◆ **THE EXERCISE**: Review the lines that follow and copy each one that contains the word "Mean".

======== ENTRIES SUPPLIED

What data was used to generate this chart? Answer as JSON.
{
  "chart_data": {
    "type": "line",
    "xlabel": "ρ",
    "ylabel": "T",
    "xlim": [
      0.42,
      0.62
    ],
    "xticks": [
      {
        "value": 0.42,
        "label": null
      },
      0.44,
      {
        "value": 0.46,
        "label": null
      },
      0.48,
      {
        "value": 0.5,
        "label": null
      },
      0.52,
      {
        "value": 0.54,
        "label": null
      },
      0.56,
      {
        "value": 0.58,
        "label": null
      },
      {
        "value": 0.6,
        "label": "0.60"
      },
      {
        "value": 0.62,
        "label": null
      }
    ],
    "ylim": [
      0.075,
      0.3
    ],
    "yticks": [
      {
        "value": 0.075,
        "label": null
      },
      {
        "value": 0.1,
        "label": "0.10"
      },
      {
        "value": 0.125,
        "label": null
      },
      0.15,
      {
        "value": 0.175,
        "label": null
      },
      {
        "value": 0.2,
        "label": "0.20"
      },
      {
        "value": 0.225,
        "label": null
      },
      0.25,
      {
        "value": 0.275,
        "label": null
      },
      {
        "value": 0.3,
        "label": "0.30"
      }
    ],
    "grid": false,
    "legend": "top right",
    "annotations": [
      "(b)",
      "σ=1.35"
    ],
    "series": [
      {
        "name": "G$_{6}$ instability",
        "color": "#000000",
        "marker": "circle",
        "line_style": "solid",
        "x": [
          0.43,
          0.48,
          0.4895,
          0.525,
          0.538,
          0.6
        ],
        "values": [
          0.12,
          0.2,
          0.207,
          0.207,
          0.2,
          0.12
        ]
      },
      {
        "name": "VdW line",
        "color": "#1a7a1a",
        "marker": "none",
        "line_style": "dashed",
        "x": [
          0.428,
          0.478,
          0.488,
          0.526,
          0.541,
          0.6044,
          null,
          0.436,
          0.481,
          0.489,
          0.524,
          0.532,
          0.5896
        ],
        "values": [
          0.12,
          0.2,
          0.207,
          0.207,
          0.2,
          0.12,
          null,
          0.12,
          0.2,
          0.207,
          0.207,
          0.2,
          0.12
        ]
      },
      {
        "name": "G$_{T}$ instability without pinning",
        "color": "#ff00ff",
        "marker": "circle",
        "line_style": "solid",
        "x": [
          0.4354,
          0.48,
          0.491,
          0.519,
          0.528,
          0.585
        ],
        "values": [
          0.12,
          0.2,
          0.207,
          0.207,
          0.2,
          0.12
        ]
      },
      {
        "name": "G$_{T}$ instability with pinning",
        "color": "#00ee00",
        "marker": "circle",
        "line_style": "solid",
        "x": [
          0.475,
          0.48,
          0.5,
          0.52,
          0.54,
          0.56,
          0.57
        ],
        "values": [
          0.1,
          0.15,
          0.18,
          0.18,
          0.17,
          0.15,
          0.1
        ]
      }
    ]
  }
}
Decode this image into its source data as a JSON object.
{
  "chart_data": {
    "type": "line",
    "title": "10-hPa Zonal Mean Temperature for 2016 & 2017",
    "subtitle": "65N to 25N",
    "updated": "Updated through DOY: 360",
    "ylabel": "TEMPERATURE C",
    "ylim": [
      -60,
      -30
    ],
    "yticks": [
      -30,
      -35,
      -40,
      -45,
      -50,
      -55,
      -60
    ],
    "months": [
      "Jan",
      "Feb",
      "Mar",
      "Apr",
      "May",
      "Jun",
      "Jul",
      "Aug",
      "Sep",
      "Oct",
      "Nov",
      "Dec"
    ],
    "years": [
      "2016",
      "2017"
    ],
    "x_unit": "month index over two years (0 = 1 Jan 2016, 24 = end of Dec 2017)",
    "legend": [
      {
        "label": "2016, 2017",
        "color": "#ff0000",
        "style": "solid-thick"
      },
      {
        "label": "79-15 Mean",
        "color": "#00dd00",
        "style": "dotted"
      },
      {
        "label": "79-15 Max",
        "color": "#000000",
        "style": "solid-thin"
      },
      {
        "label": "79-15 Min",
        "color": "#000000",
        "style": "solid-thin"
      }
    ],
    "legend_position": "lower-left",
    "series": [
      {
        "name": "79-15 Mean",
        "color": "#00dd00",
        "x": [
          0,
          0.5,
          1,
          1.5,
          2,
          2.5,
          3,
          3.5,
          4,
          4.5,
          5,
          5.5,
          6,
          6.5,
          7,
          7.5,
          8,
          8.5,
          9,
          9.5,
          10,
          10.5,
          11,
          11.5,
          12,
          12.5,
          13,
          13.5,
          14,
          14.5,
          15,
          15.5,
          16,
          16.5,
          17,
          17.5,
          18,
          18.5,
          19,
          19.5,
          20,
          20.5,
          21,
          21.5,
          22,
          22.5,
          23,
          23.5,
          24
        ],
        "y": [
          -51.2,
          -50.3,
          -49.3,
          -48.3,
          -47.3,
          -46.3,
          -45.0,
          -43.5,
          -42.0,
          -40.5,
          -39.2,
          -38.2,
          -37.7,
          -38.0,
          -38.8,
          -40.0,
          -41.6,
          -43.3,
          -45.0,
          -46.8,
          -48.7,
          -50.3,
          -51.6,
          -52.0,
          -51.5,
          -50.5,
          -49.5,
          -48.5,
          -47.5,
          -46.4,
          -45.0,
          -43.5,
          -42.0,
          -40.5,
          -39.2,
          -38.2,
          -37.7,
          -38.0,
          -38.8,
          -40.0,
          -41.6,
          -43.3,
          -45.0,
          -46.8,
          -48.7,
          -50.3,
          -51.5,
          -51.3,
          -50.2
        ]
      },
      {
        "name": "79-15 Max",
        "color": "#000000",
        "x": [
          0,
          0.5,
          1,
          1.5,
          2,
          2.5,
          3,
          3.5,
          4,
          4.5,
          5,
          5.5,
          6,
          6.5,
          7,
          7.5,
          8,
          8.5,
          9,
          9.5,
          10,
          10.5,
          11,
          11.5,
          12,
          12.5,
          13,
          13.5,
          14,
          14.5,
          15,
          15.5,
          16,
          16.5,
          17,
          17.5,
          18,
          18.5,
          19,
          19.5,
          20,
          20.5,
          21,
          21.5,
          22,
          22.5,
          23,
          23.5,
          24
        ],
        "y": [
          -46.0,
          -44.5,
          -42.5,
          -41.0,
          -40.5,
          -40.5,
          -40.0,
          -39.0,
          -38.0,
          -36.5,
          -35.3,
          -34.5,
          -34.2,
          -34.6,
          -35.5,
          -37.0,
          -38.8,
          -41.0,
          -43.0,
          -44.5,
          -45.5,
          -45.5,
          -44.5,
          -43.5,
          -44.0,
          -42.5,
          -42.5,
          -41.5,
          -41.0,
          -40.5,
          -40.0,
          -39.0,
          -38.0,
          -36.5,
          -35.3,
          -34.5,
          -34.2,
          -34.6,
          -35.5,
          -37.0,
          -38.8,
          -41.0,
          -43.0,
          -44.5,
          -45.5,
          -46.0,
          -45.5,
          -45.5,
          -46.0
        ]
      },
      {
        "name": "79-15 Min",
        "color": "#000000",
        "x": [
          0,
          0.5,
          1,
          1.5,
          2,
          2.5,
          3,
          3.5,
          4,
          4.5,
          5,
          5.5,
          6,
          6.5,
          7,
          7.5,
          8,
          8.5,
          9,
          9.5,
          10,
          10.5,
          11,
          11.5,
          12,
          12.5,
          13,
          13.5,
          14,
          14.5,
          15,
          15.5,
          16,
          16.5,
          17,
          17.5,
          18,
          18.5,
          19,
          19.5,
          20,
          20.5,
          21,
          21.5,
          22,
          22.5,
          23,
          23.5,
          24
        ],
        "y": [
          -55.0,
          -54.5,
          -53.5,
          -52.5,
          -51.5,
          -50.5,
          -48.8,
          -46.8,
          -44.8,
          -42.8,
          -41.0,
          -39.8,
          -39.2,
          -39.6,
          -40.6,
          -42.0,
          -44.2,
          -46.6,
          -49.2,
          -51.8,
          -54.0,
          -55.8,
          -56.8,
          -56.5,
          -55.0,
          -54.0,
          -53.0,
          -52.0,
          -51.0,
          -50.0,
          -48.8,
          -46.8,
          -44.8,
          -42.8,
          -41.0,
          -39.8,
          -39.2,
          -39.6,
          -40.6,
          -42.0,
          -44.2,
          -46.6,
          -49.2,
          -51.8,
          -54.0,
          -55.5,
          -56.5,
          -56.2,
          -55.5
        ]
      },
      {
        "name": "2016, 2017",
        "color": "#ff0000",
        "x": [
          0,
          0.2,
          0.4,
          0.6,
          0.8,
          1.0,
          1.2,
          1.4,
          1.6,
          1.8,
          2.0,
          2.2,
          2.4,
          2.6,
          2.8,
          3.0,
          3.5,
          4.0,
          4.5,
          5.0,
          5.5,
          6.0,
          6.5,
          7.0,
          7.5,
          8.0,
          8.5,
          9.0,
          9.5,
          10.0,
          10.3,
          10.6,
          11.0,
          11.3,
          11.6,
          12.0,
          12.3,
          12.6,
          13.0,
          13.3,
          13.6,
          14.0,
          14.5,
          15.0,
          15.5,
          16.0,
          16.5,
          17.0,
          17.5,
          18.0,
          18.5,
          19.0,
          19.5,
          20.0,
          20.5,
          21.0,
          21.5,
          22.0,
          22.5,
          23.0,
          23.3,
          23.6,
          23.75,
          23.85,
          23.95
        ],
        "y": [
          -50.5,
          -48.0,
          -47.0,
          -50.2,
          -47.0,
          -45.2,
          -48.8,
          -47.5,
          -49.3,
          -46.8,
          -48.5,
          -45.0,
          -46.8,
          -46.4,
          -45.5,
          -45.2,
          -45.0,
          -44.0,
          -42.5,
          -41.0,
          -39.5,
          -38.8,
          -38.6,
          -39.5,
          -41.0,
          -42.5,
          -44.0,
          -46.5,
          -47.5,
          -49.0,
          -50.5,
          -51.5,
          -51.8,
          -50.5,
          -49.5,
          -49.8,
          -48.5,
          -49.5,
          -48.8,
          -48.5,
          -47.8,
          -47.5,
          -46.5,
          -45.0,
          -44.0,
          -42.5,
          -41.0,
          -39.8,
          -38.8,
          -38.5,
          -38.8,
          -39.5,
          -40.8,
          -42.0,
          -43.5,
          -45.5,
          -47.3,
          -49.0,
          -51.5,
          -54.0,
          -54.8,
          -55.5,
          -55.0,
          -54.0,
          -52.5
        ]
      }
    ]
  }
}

================

◆ **ANSWER FOR THIS EXERCISE**:
    "title": "10-hPa Zonal Mean Temperature for 2016 & 2017",
        "label": "79-15 Mean",
        "name": "79-15 Mean",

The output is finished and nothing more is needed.